TASK STATEMENT » Do not include the pictures; repeat the rest of the data exactly.

DATA PROVIDED »
-.-.-
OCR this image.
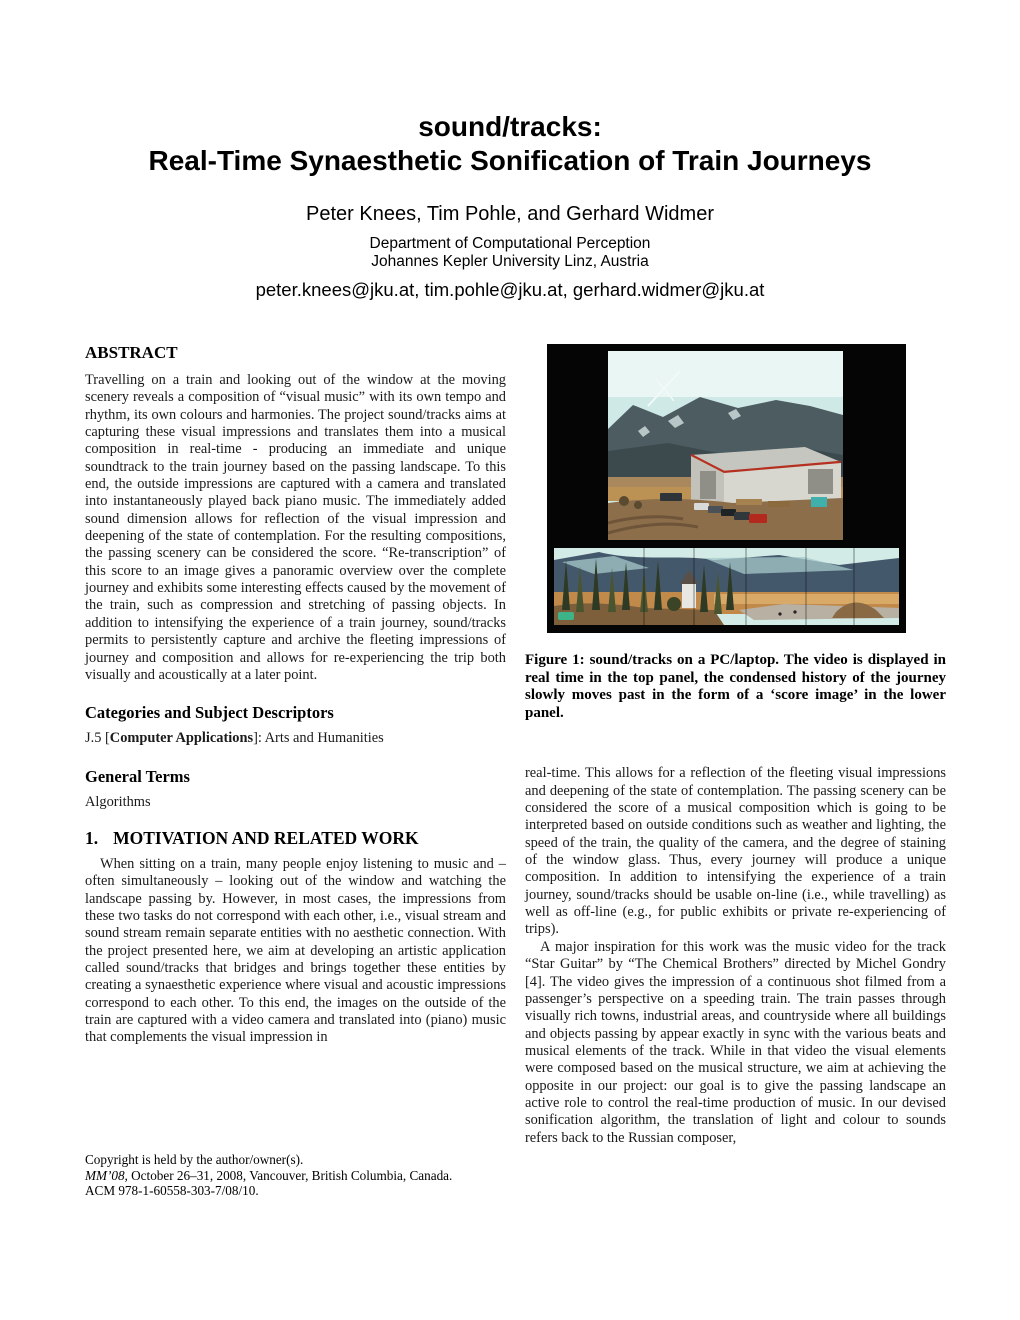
sound/tracks:
Real-Time Synaesthetic Sonification of Train Journeys
Peter Knees, Tim Pohle, and Gerhard Widmer
Department of Computational Perception
Johannes Kepler University Linz, Austria
peter.knees@jku.at, tim.pohle@jku.at, gerhard.widmer@jku.at
ABSTRACT

Travelling on a train and looking out of the window at the moving scenery reveals a composition of “visual music” with its own tempo and rhythm, its own colours and harmonies. The project sound/tracks aims at capturing these visual impressions and translates them into a musical composition in real-time - producing an immediate and unique soundtrack to the train journey based on the passing landscape. To this end, the outside impressions are captured with a camera and translated into instantaneously played back piano music. The immediately added sound dimension allows for reflection of the visual impression and deepening of the state of contemplation. For the resulting compositions, the passing scenery can be considered the score. “Re-transcription” of this score to an image gives a panoramic overview over the complete journey and exhibits some interesting effects caused by the movement of the train, such as compression and stretching of passing objects. In addition to intensifying the experience of a train journey, sound/tracks permits to persistently capture and archive the fleeting impressions of journey and composition and allows for re-experiencing the trip both visually and acoustically at a later point.

Categories and Subject Descriptors

J.5 [Computer Applications]: Arts and Humanities

General Terms

Algorithms

1. MOTIVATION AND RELATED WORK

When sitting on a train, many people enjoy listening to music and – often simultaneously – looking out of the window and watching the landscape passing by. However, in most cases, the impressions from these two tasks do not correspond with each other, i.e., visual stream and sound stream remain separate entities with no aesthetic connection. With the project presented here, we aim at developing an artistic application called sound/tracks that bridges and brings together these entities by creating a synaesthetic experience where visual and acoustic impressions correspond to each other. To this end, the images on the outside of the train are captured with a video camera and translated into (piano) music that complements the visual impression in

Copyright is held by the author/owner(s).
MM’08, October 26–31, 2008, Vancouver, British Columbia, Canada.
ACM 978-1-60558-303-7/08/10.
Figure 1: sound/tracks on a PC/laptop. The video is displayed in real time in the top panel, the condensed history of the journey slowly moves past in the form of a ‘score image’ in the lower panel.

real-time. This allows for a reflection of the fleeting visual impressions and deepening of the state of contemplation. The passing scenery can be considered the score of a musical composition which is going to be interpreted based on outside conditions such as weather and lighting, the speed of the train, the quality of the camera, and the degree of staining of the window glass. Thus, every journey will produce a unique composition. In addition to intensifying the experience of a train journey, sound/tracks should be usable on-line (i.e., while travelling) as well as off-line (e.g., for public exhibits or private re-experiencing of trips).

A major inspiration for this work was the music video for the track “Star Guitar” by “The Chemical Brothers” directed by Michel Gondry [4]. The video gives the impression of a continuous shot filmed from a passenger’s perspective on a speeding train. The train passes through visually rich towns, industrial areas, and countryside where all buildings and objects passing by appear exactly in sync with the various beats and musical elements of the track. While in that video the visual elements were composed based on the musical structure, we aim at achieving the opposite in our project: our goal is to give the passing landscape an active role to control the real-time production of music. In our devised sonification algorithm, the translation of light and colour to sounds refers back to the Russian composer,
-.-.-
RESPONSE FOR THIS EXERCISE »
OCR this image.
sound/tracks:
Real-Time Synaesthetic Sonification of Train Journeys
Peter Knees, Tim Pohle, and Gerhard Widmer
Department of Computational Perception
Johannes Kepler University Linz, Austria
peter.knees@jku.at, tim.pohle@jku.at, gerhard.widmer@jku.at
ABSTRACT

Travelling on a train and looking out of the window at the moving scenery reveals a composition of “visual music” with its own tempo and rhythm, its own colours and harmonies. The project sound/tracks aims at capturing these visual impressions and translates them into a musical composition in real-time - producing an immediate and unique soundtrack to the train journey based on the passing landscape. To this end, the outside impressions are captured with a camera and translated into instantaneously played back piano music. The immediately added sound dimension allows for reflection of the visual impression and deepening of the state of contemplation. For the resulting compositions, the passing scenery can be considered the score. “Re-transcription” of this score to an image gives a panoramic overview over the complete journey and exhibits some interesting effects caused by the movement of the train, such as compression and stretching of passing objects. In addition to intensifying the experience of a train journey, sound/tracks permits to persistently capture and archive the fleeting impressions of journey and composition and allows for re-experiencing the trip both visually and acoustically at a later point.

Categories and Subject Descriptors

J.5 [Computer Applications]: Arts and Humanities

General Terms

Algorithms

1. MOTIVATION AND RELATED WORK

When sitting on a train, many people enjoy listening to music and – often simultaneously – looking out of the window and watching the landscape passing by. However, in most cases, the impressions from these two tasks do not correspond with each other, i.e., visual stream and sound stream remain separate entities with no aesthetic connection. With the project presented here, we aim at developing an artistic application called sound/tracks that bridges and brings together these entities by creating a synaesthetic experience where visual and acoustic impressions correspond to each other. To this end, the images on the outside of the train are captured with a video camera and translated into (piano) music that complements the visual impression in

Copyright is held by the author/owner(s).
MM’08, October 26–31, 2008, Vancouver, British Columbia, Canada.
ACM 978-1-60558-303-7/08/10.
Figure 1: sound/tracks on a PC/laptop. The video is displayed in real time in the top panel, the condensed history of the journey slowly moves past in the form of a ‘score image’ in the lower panel.

real-time. This allows for a reflection of the fleeting visual impressions and deepening of the state of contemplation. The passing scenery can be considered the score of a musical composition which is going to be interpreted based on outside conditions such as weather and lighting, the speed of the train, the quality of the camera, and the degree of staining of the window glass. Thus, every journey will produce a unique composition. In addition to intensifying the experience of a train journey, sound/tracks should be usable on-line (i.e., while travelling) as well as off-line (e.g., for public exhibits or private re-experiencing of trips).

A major inspiration for this work was the music video for the track “Star Guitar” by “The Chemical Brothers” directed by Michel Gondry [4]. The video gives the impression of a continuous shot filmed from a passenger’s perspective on a speeding train. The train passes through visually rich towns, industrial areas, and countryside where all buildings and objects passing by appear exactly in sync with the various beats and musical elements of the track. While in that video the visual elements were composed based on the musical structure, we aim at achieving the opposite in our project: our goal is to give the passing landscape an active role to control the real-time production of music. In our devised sonification algorithm, the translation of light and colour to sounds refers back to the Russian composer,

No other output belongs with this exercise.